* begin *

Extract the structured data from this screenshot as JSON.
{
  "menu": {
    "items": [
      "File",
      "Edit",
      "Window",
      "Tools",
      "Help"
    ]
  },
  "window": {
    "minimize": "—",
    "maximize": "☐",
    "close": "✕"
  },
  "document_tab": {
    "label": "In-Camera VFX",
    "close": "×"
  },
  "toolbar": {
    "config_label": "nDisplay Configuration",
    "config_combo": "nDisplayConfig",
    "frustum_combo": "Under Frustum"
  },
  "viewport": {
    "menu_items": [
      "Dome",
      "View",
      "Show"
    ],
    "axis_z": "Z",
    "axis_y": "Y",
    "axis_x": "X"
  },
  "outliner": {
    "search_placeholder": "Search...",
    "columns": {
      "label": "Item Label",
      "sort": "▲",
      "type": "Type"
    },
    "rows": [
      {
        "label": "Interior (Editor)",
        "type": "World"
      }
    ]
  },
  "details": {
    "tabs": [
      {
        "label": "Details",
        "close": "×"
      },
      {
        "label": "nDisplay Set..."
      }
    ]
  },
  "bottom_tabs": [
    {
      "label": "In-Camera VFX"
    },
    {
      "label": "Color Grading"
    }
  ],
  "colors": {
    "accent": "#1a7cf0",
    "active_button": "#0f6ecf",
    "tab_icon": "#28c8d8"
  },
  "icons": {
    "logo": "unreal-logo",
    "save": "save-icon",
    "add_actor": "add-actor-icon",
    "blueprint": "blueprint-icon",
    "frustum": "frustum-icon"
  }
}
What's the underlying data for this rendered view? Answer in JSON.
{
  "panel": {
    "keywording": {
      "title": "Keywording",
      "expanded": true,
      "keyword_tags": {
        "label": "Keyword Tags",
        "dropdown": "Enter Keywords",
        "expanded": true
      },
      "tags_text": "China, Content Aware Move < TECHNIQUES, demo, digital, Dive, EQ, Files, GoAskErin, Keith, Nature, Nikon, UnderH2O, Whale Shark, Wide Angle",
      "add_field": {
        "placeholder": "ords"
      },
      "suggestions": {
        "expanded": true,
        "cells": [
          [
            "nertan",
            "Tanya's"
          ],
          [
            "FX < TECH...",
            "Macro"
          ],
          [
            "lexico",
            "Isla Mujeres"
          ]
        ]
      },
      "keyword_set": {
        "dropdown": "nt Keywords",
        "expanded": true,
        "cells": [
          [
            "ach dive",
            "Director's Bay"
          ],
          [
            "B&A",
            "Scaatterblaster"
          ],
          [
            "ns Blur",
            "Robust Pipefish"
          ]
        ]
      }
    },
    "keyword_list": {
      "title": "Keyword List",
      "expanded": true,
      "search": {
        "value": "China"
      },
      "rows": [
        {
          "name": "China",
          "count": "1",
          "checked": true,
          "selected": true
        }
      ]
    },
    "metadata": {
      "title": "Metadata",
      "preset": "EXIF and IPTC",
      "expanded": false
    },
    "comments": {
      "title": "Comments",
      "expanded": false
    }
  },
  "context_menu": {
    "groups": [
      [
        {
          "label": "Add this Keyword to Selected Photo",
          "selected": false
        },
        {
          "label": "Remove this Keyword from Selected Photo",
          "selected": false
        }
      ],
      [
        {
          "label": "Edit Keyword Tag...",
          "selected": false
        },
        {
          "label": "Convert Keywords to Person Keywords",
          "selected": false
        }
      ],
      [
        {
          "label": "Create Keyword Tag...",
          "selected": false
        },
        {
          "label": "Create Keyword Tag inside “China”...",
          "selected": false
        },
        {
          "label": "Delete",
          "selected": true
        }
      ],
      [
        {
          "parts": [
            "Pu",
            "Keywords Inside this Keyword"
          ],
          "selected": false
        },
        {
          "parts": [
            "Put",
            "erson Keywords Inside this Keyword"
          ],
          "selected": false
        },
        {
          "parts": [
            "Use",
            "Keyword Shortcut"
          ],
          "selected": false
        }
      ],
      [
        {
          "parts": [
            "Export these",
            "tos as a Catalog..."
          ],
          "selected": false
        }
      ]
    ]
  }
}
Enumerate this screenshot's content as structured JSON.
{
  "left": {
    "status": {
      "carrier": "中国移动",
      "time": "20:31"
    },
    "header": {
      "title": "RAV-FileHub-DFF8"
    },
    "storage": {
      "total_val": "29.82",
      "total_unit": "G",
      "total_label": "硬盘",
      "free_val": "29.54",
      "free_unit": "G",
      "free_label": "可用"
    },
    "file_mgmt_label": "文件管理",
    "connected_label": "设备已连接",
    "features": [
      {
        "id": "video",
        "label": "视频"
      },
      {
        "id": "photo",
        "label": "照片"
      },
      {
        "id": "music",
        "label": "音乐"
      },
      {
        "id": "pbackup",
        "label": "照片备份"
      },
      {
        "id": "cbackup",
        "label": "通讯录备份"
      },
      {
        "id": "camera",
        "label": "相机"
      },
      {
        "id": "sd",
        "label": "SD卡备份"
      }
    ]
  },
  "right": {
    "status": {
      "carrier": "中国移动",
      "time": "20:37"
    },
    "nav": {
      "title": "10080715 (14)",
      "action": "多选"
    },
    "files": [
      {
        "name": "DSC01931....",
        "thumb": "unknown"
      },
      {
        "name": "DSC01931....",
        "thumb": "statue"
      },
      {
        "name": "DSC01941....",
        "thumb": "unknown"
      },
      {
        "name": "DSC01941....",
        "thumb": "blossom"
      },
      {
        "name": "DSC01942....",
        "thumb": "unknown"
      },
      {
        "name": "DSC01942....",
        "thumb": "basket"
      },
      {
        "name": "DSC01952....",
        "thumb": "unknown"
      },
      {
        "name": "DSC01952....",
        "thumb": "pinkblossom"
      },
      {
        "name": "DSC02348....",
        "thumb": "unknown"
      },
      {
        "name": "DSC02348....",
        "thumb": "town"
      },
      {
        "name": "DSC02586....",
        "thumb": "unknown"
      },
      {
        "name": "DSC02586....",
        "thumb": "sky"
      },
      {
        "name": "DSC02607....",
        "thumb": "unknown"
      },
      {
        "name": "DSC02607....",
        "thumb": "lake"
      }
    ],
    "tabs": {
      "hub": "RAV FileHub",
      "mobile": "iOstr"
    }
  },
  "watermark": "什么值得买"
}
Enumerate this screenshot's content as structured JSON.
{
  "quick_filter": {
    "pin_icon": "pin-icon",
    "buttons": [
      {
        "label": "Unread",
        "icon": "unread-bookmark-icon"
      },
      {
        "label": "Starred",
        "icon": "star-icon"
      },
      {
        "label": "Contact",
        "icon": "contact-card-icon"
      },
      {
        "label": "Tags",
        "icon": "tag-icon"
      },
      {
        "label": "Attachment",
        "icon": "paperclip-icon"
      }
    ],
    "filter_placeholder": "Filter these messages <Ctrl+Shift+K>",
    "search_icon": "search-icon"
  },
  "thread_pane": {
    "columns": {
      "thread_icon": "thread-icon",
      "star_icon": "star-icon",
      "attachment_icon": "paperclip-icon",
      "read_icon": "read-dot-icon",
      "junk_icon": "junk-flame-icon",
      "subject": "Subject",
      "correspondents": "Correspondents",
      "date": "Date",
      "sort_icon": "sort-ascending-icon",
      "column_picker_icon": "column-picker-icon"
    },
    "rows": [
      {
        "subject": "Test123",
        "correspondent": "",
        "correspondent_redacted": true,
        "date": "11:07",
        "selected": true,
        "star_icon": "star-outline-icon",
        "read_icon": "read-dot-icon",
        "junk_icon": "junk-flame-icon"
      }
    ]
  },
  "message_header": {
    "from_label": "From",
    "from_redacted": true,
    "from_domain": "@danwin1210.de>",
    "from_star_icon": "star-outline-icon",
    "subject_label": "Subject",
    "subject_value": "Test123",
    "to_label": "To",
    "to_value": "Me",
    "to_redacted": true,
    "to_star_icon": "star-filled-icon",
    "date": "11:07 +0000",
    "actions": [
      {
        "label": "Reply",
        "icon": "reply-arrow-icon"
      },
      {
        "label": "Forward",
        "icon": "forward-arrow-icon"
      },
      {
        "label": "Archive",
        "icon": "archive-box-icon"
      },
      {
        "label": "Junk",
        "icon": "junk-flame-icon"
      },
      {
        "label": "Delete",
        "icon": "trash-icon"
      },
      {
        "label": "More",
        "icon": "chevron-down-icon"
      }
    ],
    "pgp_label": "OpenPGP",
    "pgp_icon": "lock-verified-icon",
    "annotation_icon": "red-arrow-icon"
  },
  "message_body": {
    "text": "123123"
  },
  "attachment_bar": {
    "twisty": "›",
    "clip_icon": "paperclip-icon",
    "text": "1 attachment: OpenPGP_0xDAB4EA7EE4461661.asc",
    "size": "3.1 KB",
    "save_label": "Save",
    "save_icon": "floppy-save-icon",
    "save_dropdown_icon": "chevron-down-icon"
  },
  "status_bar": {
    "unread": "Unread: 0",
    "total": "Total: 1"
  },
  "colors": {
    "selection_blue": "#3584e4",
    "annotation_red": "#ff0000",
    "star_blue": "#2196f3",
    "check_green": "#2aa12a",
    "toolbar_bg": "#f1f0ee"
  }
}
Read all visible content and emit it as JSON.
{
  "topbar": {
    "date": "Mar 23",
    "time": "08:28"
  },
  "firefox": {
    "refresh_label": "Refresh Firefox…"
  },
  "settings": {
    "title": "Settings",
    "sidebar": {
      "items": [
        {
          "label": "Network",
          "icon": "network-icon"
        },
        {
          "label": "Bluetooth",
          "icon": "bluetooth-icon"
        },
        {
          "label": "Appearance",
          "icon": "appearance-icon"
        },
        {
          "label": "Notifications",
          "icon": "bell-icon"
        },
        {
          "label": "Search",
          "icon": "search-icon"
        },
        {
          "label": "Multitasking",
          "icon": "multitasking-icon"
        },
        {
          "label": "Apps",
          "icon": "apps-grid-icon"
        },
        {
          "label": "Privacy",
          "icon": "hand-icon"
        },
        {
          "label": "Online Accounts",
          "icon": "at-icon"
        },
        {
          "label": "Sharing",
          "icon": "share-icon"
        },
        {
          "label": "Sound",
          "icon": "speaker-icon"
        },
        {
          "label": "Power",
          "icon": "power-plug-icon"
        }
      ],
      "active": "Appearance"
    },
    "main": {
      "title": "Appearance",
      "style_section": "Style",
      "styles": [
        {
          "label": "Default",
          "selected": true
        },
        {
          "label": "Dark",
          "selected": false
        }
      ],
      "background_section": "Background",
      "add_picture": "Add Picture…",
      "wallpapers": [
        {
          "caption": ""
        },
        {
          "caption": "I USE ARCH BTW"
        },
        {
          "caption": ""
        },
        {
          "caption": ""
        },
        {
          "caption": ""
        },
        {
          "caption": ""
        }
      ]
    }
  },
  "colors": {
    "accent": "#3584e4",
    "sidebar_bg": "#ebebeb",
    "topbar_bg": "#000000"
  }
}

* end *

▶ [What is needed] Copy out every line with the word "chevron".

▶ [Solution for this problem]
        "icon": "chevron-down-icon"
    "save_dropdown_icon": "chevron-down-icon"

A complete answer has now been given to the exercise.